[START]

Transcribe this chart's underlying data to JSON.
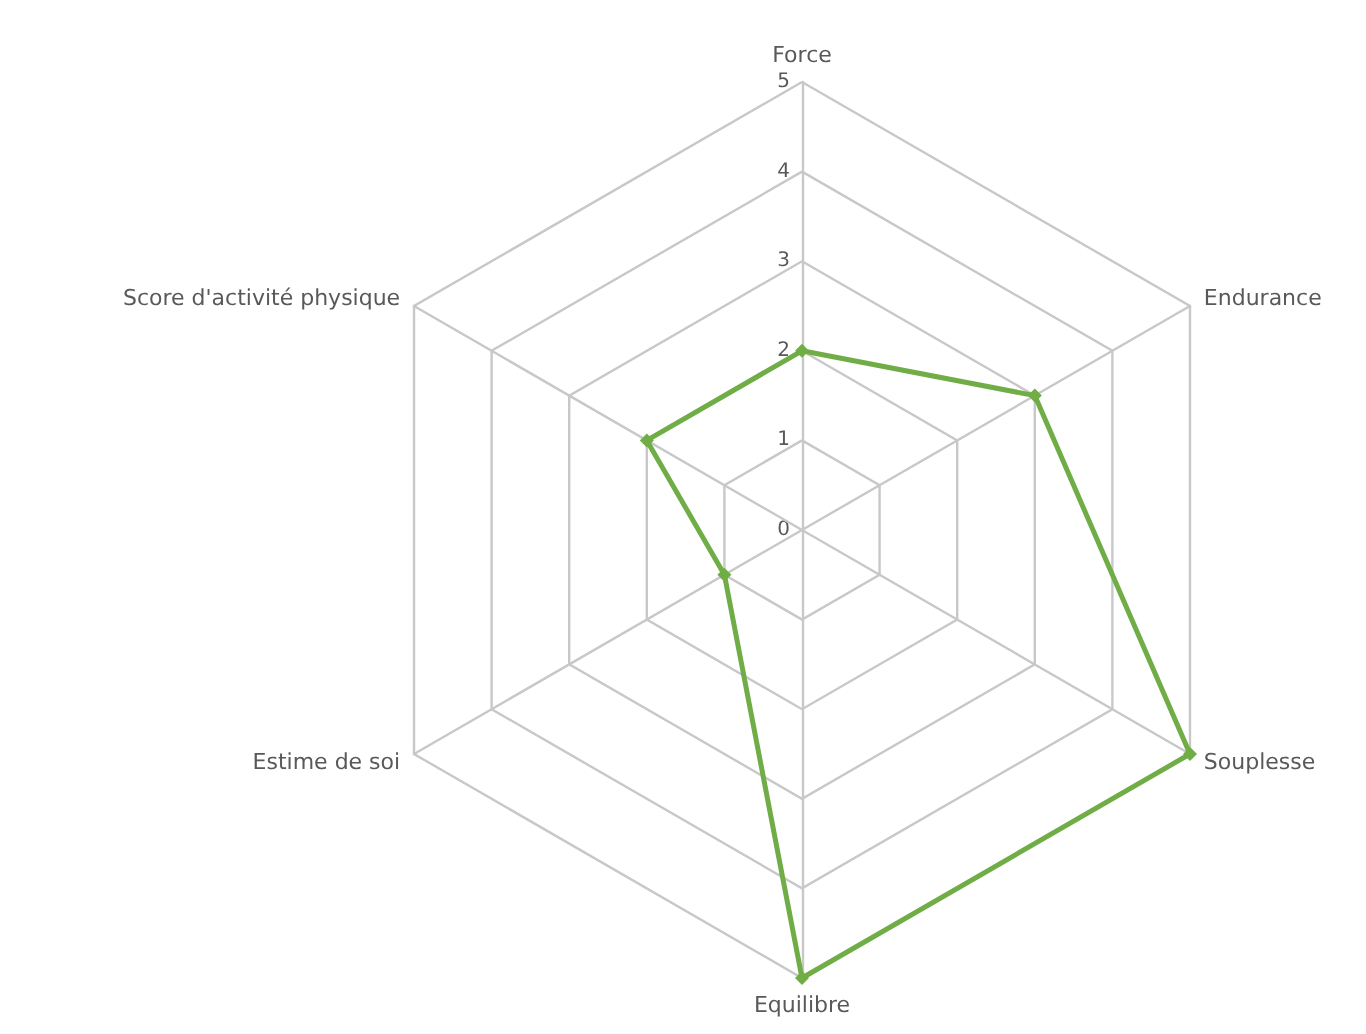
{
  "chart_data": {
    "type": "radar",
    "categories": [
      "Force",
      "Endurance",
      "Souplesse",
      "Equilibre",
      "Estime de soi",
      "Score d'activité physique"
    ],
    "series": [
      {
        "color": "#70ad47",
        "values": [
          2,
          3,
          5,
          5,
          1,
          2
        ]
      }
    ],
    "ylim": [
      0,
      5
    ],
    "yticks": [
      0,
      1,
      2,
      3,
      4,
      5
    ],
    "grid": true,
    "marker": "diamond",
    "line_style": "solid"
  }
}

[END]
[START]

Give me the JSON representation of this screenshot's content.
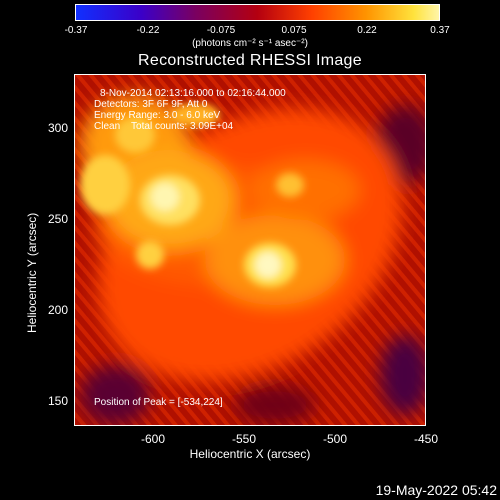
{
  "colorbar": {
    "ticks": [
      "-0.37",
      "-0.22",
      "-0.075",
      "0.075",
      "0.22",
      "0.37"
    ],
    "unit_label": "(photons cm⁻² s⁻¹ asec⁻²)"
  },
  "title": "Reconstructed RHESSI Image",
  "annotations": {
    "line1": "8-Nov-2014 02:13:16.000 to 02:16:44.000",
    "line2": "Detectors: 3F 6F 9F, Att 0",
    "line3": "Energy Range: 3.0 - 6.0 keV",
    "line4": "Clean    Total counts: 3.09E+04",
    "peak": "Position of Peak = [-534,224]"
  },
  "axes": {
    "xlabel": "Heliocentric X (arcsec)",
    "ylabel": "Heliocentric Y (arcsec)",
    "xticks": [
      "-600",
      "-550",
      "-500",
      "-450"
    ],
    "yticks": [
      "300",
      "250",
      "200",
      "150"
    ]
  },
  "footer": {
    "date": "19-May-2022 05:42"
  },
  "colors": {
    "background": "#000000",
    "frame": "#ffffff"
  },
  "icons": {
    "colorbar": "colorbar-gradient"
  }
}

[END]

▸ Work to do
Locate the word "colorbar" in the data above. Copy every line carrying it.

▸ Output
  "colorbar": {
    "colorbar": "colorbar-gradient"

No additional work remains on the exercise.